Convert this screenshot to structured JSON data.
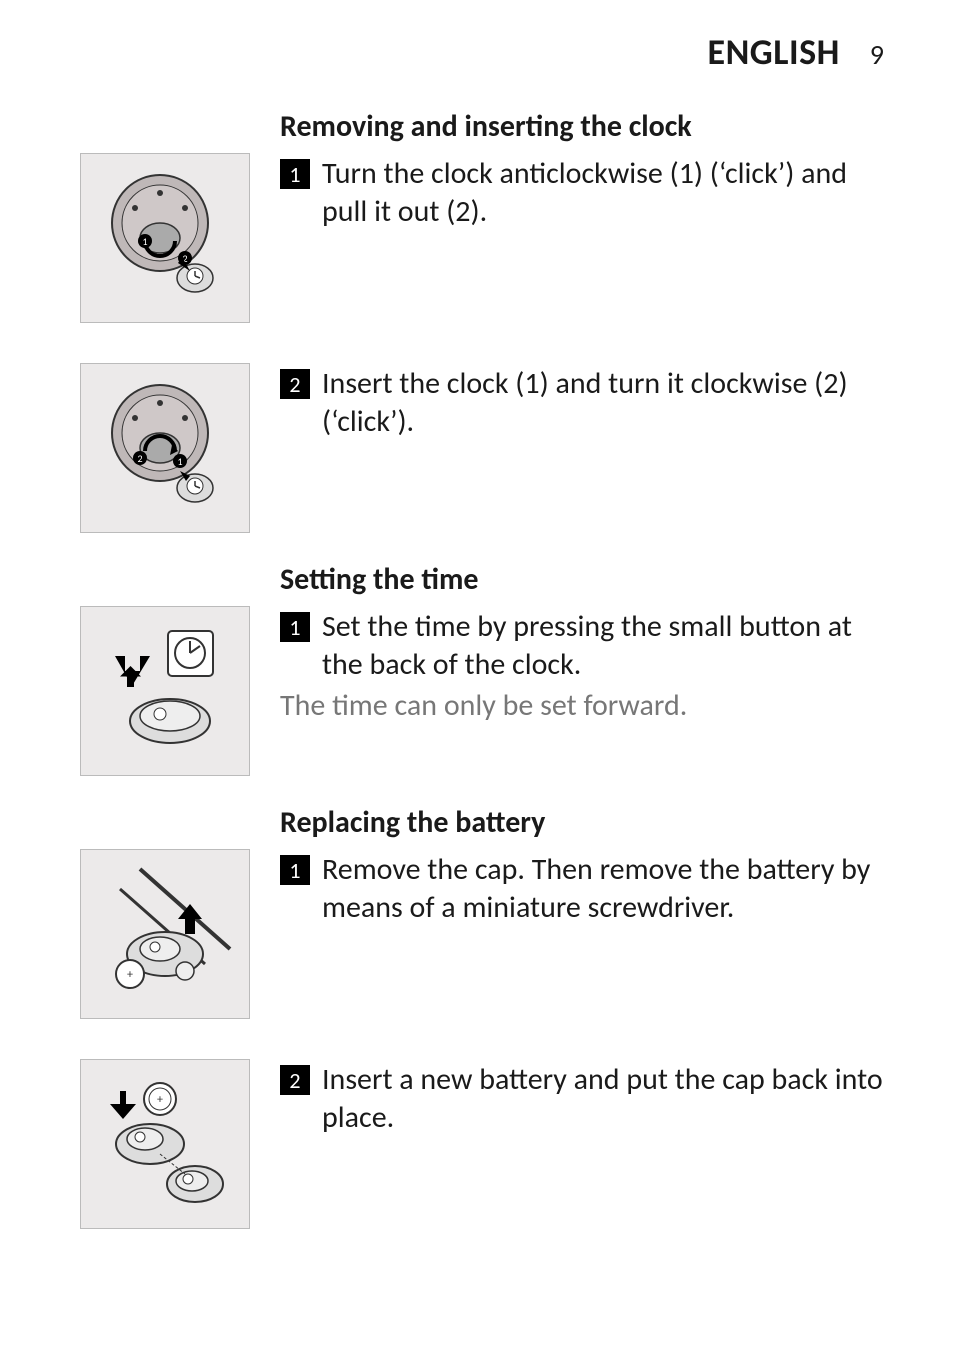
{
  "header": {
    "language": "ENGLISH",
    "page_number": "9"
  },
  "sections": {
    "removing": {
      "title": "Removing and inserting the clock",
      "steps": {
        "s1": {
          "num": "1",
          "text": "Turn the clock anticlockwise (1) (‘click’) and pull it out (2)."
        },
        "s2": {
          "num": "2",
          "text": "Insert the clock (1) and turn it clockwise (2) (‘click’)."
        }
      }
    },
    "setting": {
      "title": "Setting the time",
      "steps": {
        "s1": {
          "num": "1",
          "text": "Set the time by pressing the small button at the back of the clock."
        }
      },
      "note": "The time can only be set forward."
    },
    "replacing": {
      "title": "Replacing the battery",
      "steps": {
        "s1": {
          "num": "1",
          "text": "Remove the cap. Then remove the battery by means of a miniature screwdriver."
        },
        "s2": {
          "num": "2",
          "text": "Insert a new battery and put the cap back into place."
        }
      }
    }
  }
}
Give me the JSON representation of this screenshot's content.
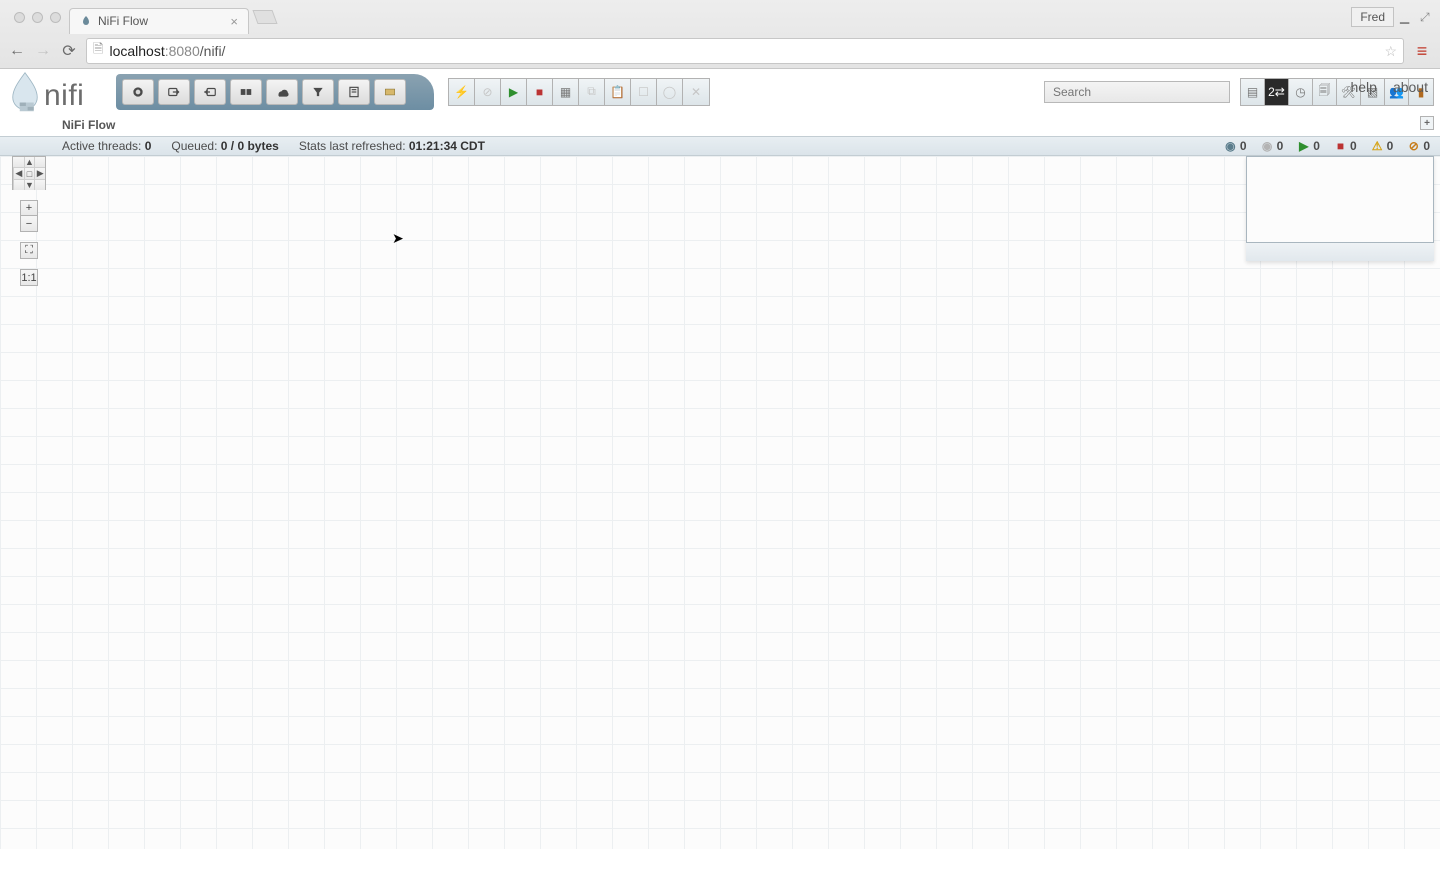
{
  "browser": {
    "tab_title": "NiFi Flow",
    "user_button": "Fred",
    "url_host": "localhost",
    "url_port": ":8080",
    "url_path": "/nifi/"
  },
  "links": {
    "help": "help",
    "about": "about"
  },
  "logo_text": "nifi",
  "palette": [
    "processor",
    "input-port",
    "output-port",
    "process-group",
    "remote-process-group",
    "funnel",
    "template",
    "label"
  ],
  "actions": [
    "enable",
    "disable",
    "start",
    "stop",
    "template-create",
    "copy",
    "paste",
    "group",
    "color",
    "delete"
  ],
  "search": {
    "placeholder": "Search"
  },
  "mgmt": [
    "summary",
    "counters",
    "history",
    "provenance",
    "settings",
    "cluster",
    "users",
    "bulletins"
  ],
  "breadcrumb": "NiFi Flow",
  "stats": {
    "active_label": "Active threads: ",
    "active_value": "0",
    "queued_label": "Queued: ",
    "queued_value": "0 / 0 bytes",
    "refreshed_label": "Stats last refreshed: ",
    "refreshed_value": "01:21:34 CDT"
  },
  "counts": {
    "transmitting": "0",
    "not_transmitting": "0",
    "running": "0",
    "stopped": "0",
    "invalid": "0",
    "disabled": "0"
  }
}
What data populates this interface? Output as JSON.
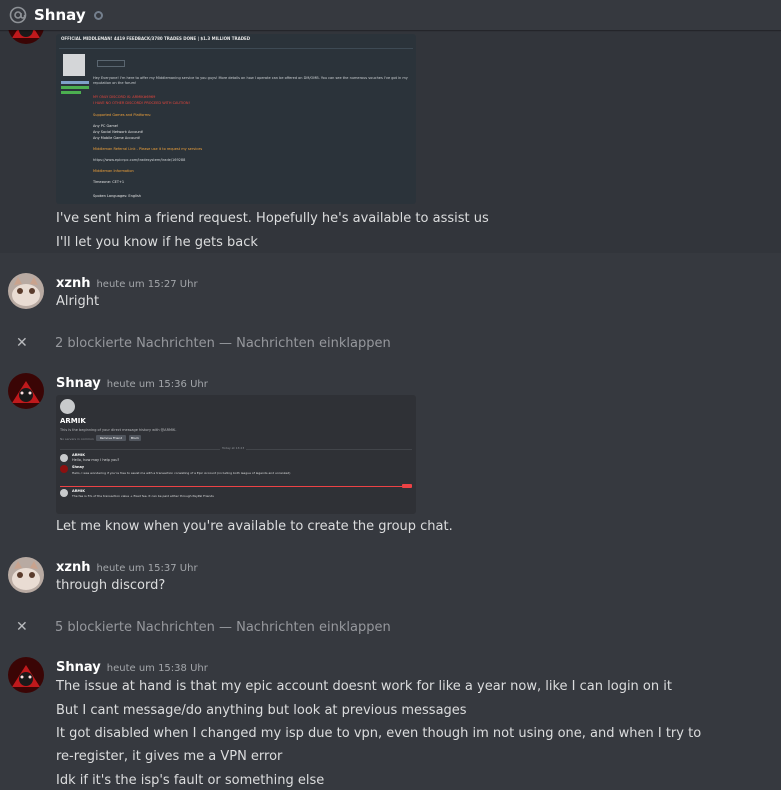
{
  "header": {
    "title": "Shnay",
    "at_icon": "at-icon",
    "status": "offline"
  },
  "messages": {
    "m1": {
      "image": {
        "heading": "OFFICIAL MIDDLEMAN! 4419 FEEDBACK/3780 TRADES DONE | $1.3 MILLION TRADED",
        "line1": "Hey Everyone! I'm here to offer my Middlemaning service to you guys! More details on how I operate can be offered on DM/OMB. You can see the numerous vouches I've got in my reputation on the forum!",
        "lines": [
          "MY ONLY DISCORD IS: ARMIK#6969",
          "I HAVE NO OTHER DISCORD! PROCEED WITH CAUTION!",
          "Supported Games and Platforms:",
          "Any PC Game!",
          "Any Social Network Account!",
          "Any Mobile Game Account!",
          "Middleman Referral Link - Please use it to request my services",
          "https://www.epicnpc.com/tradesystem/trade/169288",
          "Middleman Information",
          "Timezone: CET+1",
          "Spoken Languages: English"
        ]
      },
      "lines": [
        "I've sent him a friend request. Hopefully he's available to assist us",
        "I'll let you know if he gets back"
      ]
    },
    "m2": {
      "author": "xznh",
      "time": "heute um 15:27 Uhr",
      "lines": [
        "Alright"
      ]
    },
    "b1": "2 blockierte Nachrichten — Nachrichten einklappen",
    "m3": {
      "author": "Shnay",
      "time": "heute um 15:36 Uhr",
      "image": {
        "name": "ARMIK",
        "intro": "This is the beginning of your direct message history with @ARMIK.",
        "mutual": "No servers in common",
        "btn1": "Remove Friend",
        "btn2": "Block",
        "date": "Today at 13:23",
        "c1_name": "ARMIK",
        "c1_text": "Hello, how may I help you?",
        "c2_name": "Shnay",
        "c2_text": "Hello, I was wondering if you're free to assist me with a transaction consisting of a Epic Account (including both league of legends and unranked)",
        "c3_name": "ARMIK",
        "c3_text": "The fee is 5% of the transaction value + fixed fee. It can be paid either through PayPal Friends"
      },
      "lines": [
        "Let me know when you're available to create the group chat."
      ]
    },
    "m4": {
      "author": "xznh",
      "time": "heute um 15:37 Uhr",
      "lines": [
        "through discord?"
      ]
    },
    "b2": "5 blockierte Nachrichten — Nachrichten einklappen",
    "m5": {
      "author": "Shnay",
      "time": "heute um 15:38 Uhr",
      "lines": [
        "The issue at hand is that my epic account doesnt work for like a year now, like I can login on it",
        "But I cant message/do anything but look at previous messages",
        "It got disabled when I changed my isp due to vpn, even though im not using one, and when I try to",
        "re-register, it gives me a VPN error",
        "Idk if it's the isp's fault or something else"
      ]
    }
  },
  "colors": {
    "bg": "#36393f",
    "hover": "#32353b",
    "author": "#ffffff",
    "muted": "#a3a6aa",
    "text": "#dcddde"
  }
}
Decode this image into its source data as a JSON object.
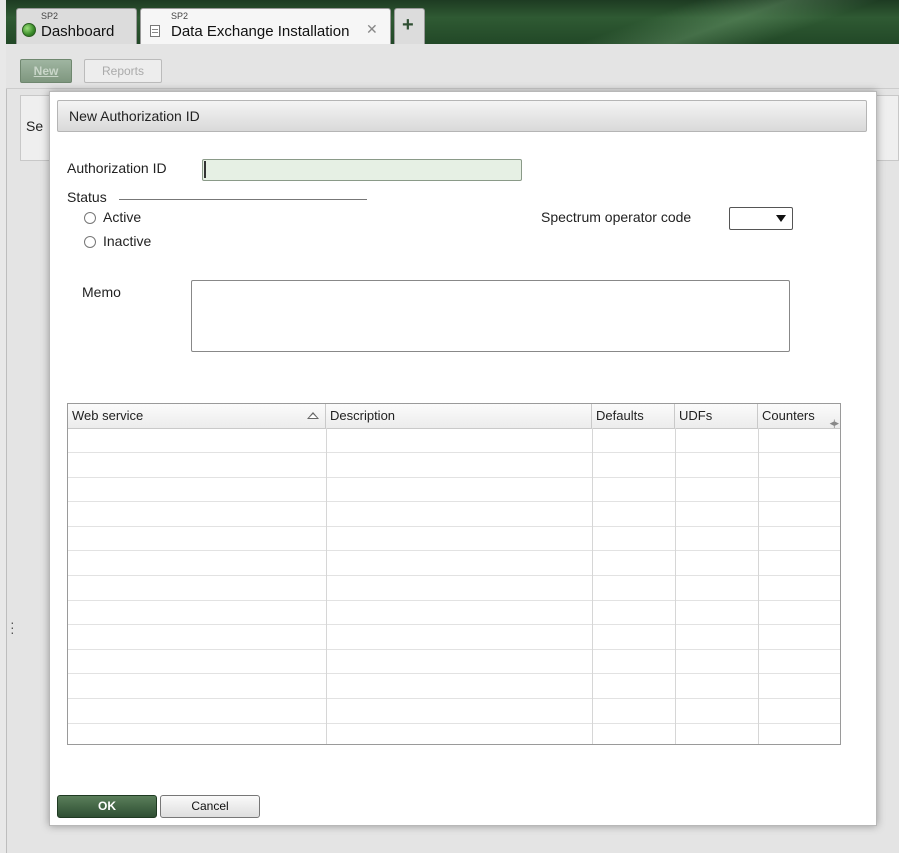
{
  "tabs": [
    {
      "small": "SP2",
      "label": "Dashboard",
      "icon": "globe-icon"
    },
    {
      "small": "SP2",
      "label": "Data Exchange Installation",
      "icon": "document-icon",
      "close": "✕"
    },
    {
      "label": "+",
      "icon": "plus-icon"
    }
  ],
  "toolbar": {
    "new_label": "New",
    "reports_label": "Reports"
  },
  "background": {
    "partial_label": "Se"
  },
  "dialog": {
    "title": "New Authorization ID",
    "authorization_id_label": "Authorization ID",
    "authorization_id_value": "",
    "status_label": "Status",
    "status_options": [
      "Active",
      "Inactive"
    ],
    "operator_code_label": "Spectrum operator code",
    "operator_code_value": "",
    "memo_label": "Memo",
    "memo_value": "",
    "grid": {
      "columns": [
        "Web service",
        "Description",
        "Defaults",
        "UDFs",
        "Counters"
      ],
      "sorted_column": "Web service",
      "rows": []
    },
    "ok_label": "OK",
    "cancel_label": "Cancel"
  },
  "colors": {
    "accent": "#2f4f33",
    "input_bg": "#e6f0e4"
  }
}
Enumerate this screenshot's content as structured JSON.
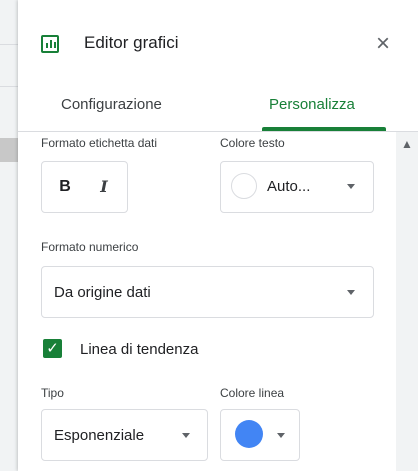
{
  "panel": {
    "title": "Editor grafici",
    "close_glyph": "×",
    "icon": "chart-icon",
    "accent_color": "#188038"
  },
  "tabs": [
    {
      "label": "Configurazione",
      "active": false
    },
    {
      "label": "Personalizza",
      "active": true
    }
  ],
  "data_label_format": {
    "label": "Formato etichetta dati",
    "bold_glyph": "B",
    "italic_glyph": "I"
  },
  "text_color": {
    "label": "Colore testo",
    "value": "Auto..."
  },
  "number_format": {
    "label": "Formato numerico",
    "value": "Da origine dati"
  },
  "trendline": {
    "label": "Linea di tendenza",
    "checked": true,
    "check_glyph": "✓"
  },
  "trend_type": {
    "label": "Tipo",
    "value": "Esponenziale"
  },
  "line_color": {
    "label": "Colore linea",
    "color": "#4285f4"
  },
  "scrollbar": {
    "up_glyph": "▲"
  }
}
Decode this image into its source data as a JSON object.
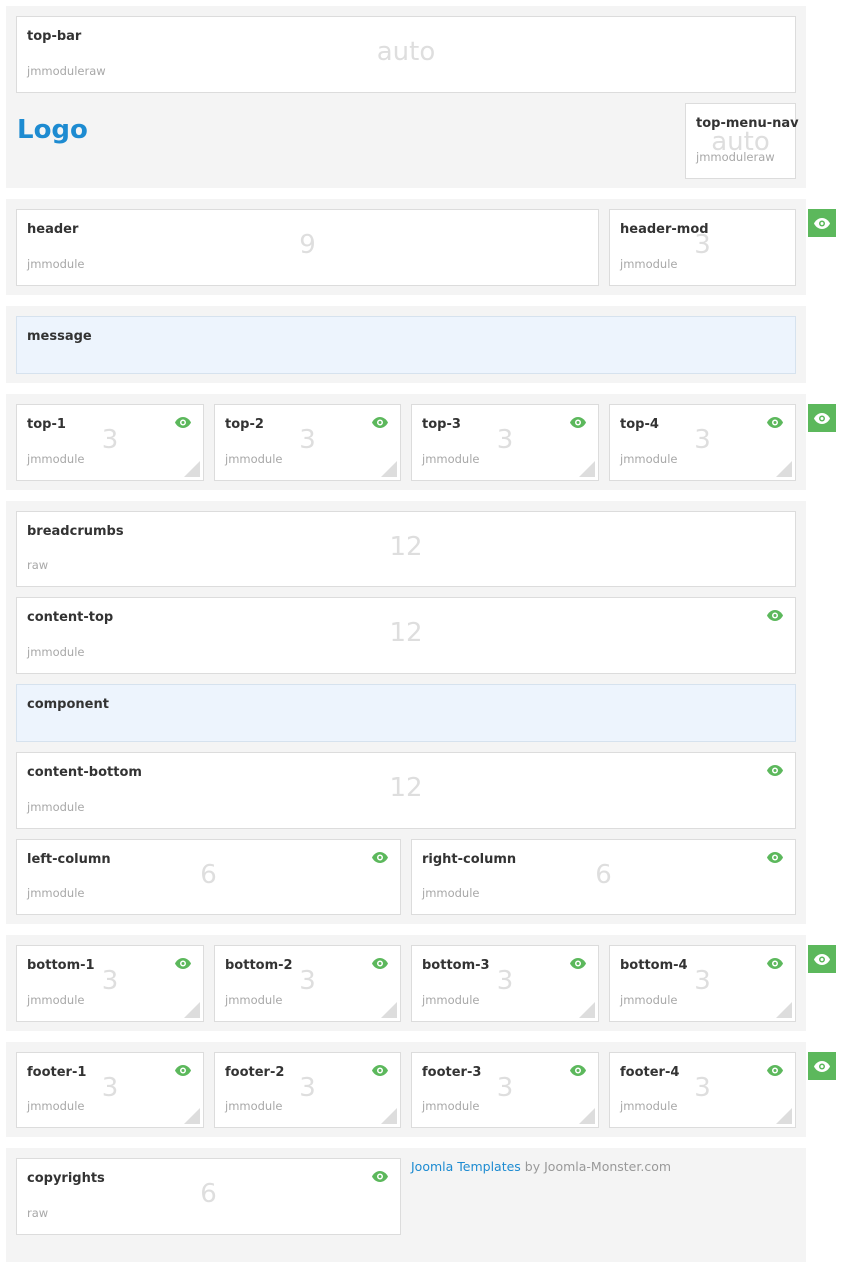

____

Required task:
Set down all the data again exactly as above, pictures excluded.

Complete response:
Convert this screenshot to structured JSON data.
{
  "header": {
    "language": "ENGLISH",
    "page_number": "9"
  },
  "sections": {
    "removing": {
      "title": "Removing and inserting the clock",
      "steps": {
        "s1": {
          "num": "1",
          "text": "Turn the clock anticlockwise (1) (‘click’) and pull it out (2)."
        },
        "s2": {
          "num": "2",
          "text": "Insert the clock (1) and turn it clockwise (2) (‘click’)."
        }
      }
    },
    "setting": {
      "title": "Setting the time",
      "steps": {
        "s1": {
          "num": "1",
          "text": "Set the time by pressing the small button at the back of the clock."
        }
      },
      "note": "The time can only be set forward."
    },
    "replacing": {
      "title": "Replacing the battery",
      "steps": {
        "s1": {
          "num": "1",
          "text": "Remove the cap. Then remove the battery by means of a miniature screwdriver."
        },
        "s2": {
          "num": "2",
          "text": "Insert a new battery and put the cap back into place."
        }
      }
    }
  }
}
Give me the JSON representation of this screenshot's content.
{
  "browser": {
    "tab_title": "NiFi Flow",
    "user_button": "Fred",
    "url_host": "localhost",
    "url_port": ":8080",
    "url_path": "/nifi/"
  },
  "links": {
    "help": "help",
    "about": "about"
  },
  "logo_text": "nifi",
  "palette": [
    "processor",
    "input-port",
    "output-port",
    "process-group",
    "remote-process-group",
    "funnel",
    "template",
    "label"
  ],
  "actions": [
    "enable",
    "disable",
    "start",
    "stop",
    "template-create",
    "copy",
    "paste",
    "group",
    "color",
    "delete"
  ],
  "search": {
    "placeholder": "Search"
  },
  "mgmt": [
    "summary",
    "counters",
    "history",
    "provenance",
    "settings",
    "cluster",
    "users",
    "bulletins"
  ],
  "breadcrumb": "NiFi Flow",
  "stats": {
    "active_label": "Active threads: ",
    "active_value": "0",
    "queued_label": "Queued: ",
    "queued_value": "0 / 0 bytes",
    "refreshed_label": "Stats last refreshed: ",
    "refreshed_value": "01:21:34 CDT"
  },
  "counts": {
    "transmitting": "0",
    "not_transmitting": "0",
    "running": "0",
    "stopped": "0",
    "invalid": "0",
    "disabled": "0"
  }
}
What data populates this interface? Output as JSON.
{
  "header": {
    "title": "Shnay",
    "at_icon": "at-icon",
    "status": "offline"
  },
  "messages": {
    "m1": {
      "image": {
        "heading": "OFFICIAL MIDDLEMAN! 4419 FEEDBACK/3780 TRADES DONE | $1.3 MILLION TRADED",
        "line1": "Hey Everyone! I'm here to offer my Middlemaning service to you guys! More details on how I operate can be offered on DM/OMB. You can see the numerous vouches I've got in my reputation on the forum!",
        "lines": [
          "MY ONLY DISCORD IS: ARMIK#6969",
          "I HAVE NO OTHER DISCORD! PROCEED WITH CAUTION!",
          "Supported Games and Platforms:",
          "Any PC Game!",
          "Any Social Network Account!",
          "Any Mobile Game Account!",
          "Middleman Referral Link - Please use it to request my services",
          "https://www.epicnpc.com/tradesystem/trade/169288",
          "Middleman Information",
          "Timezone: CET+1",
          "Spoken Languages: English"
        ]
      },
      "lines": [
        "I've sent him a friend request. Hopefully he's available to assist us",
        "I'll let you know if he gets back"
      ]
    },
    "m2": {
      "author": "xznh",
      "time": "heute um 15:27 Uhr",
      "lines": [
        "Alright"
      ]
    },
    "b1": "2 blockierte Nachrichten — Nachrichten einklappen",
    "m3": {
      "author": "Shnay",
      "time": "heute um 15:36 Uhr",
      "image": {
        "name": "ARMIK",
        "intro": "This is the beginning of your direct message history with @ARMIK.",
        "mutual": "No servers in common",
        "btn1": "Remove Friend",
        "btn2": "Block",
        "date": "Today at 13:23",
        "c1_name": "ARMIK",
        "c1_text": "Hello, how may I help you?",
        "c2_name": "Shnay",
        "c2_text": "Hello, I was wondering if you're free to assist me with a transaction consisting of a Epic Account (including both league of legends and unranked)",
        "c3_name": "ARMIK",
        "c3_text": "The fee is 5% of the transaction value + fixed fee. It can be paid either through PayPal Friends"
      },
      "lines": [
        "Let me know when you're available to create the group chat."
      ]
    },
    "m4": {
      "author": "xznh",
      "time": "heute um 15:37 Uhr",
      "lines": [
        "through discord?"
      ]
    },
    "b2": "5 blockierte Nachrichten — Nachrichten einklappen",
    "m5": {
      "author": "Shnay",
      "time": "heute um 15:38 Uhr",
      "lines": [
        "The issue at hand is that my epic account doesnt work for like a year now, like I can login on it",
        "But I cant message/do anything but look at previous messages",
        "It got disabled when I changed my isp due to vpn, even though im not using one, and when I try to",
        "re-register, it gives me a VPN error",
        "Idk if it's the isp's fault or something else"
      ]
    }
  },
  "colors": {
    "bg": "#36393f",
    "hover": "#32353b",
    "author": "#ffffff",
    "muted": "#a3a6aa",
    "text": "#dcddde"
  }
}
Decode this image into its source data as a JSON object.
{
  "tabs": [
    {
      "small": "SP2",
      "label": "Dashboard",
      "icon": "globe-icon"
    },
    {
      "small": "SP2",
      "label": "Data Exchange Installation",
      "icon": "document-icon",
      "close": "✕"
    },
    {
      "label": "+",
      "icon": "plus-icon"
    }
  ],
  "toolbar": {
    "new_label": "New",
    "reports_label": "Reports"
  },
  "background": {
    "partial_label": "Se"
  },
  "dialog": {
    "title": "New Authorization ID",
    "authorization_id_label": "Authorization ID",
    "authorization_id_value": "",
    "status_label": "Status",
    "status_options": [
      "Active",
      "Inactive"
    ],
    "operator_code_label": "Spectrum operator code",
    "operator_code_value": "",
    "memo_label": "Memo",
    "memo_value": "",
    "grid": {
      "columns": [
        "Web service",
        "Description",
        "Defaults",
        "UDFs",
        "Counters"
      ],
      "sorted_column": "Web service",
      "rows": []
    },
    "ok_label": "OK",
    "cancel_label": "Cancel"
  },
  "colors": {
    "accent": "#2f4f33",
    "input_bg": "#e6f0e4"
  }
}
Enumerate this screenshot's content as structured JSON.
{
  "panel": {
    "title": "Editor grafici",
    "close_glyph": "×",
    "icon": "chart-icon",
    "accent_color": "#188038"
  },
  "tabs": [
    {
      "label": "Configurazione",
      "active": false
    },
    {
      "label": "Personalizza",
      "active": true
    }
  ],
  "data_label_format": {
    "label": "Formato etichetta dati",
    "bold_glyph": "B",
    "italic_glyph": "I"
  },
  "text_color": {
    "label": "Colore testo",
    "value": "Auto..."
  },
  "number_format": {
    "label": "Formato numerico",
    "value": "Da origine dati"
  },
  "trendline": {
    "label": "Linea di tendenza",
    "checked": true,
    "check_glyph": "✓"
  },
  "trend_type": {
    "label": "Tipo",
    "value": "Esponenziale"
  },
  "line_color": {
    "label": "Colore linea",
    "color": "#4285f4"
  },
  "scrollbar": {
    "up_glyph": "▲"
  }
}
Decode this image into its source data as a JSON object.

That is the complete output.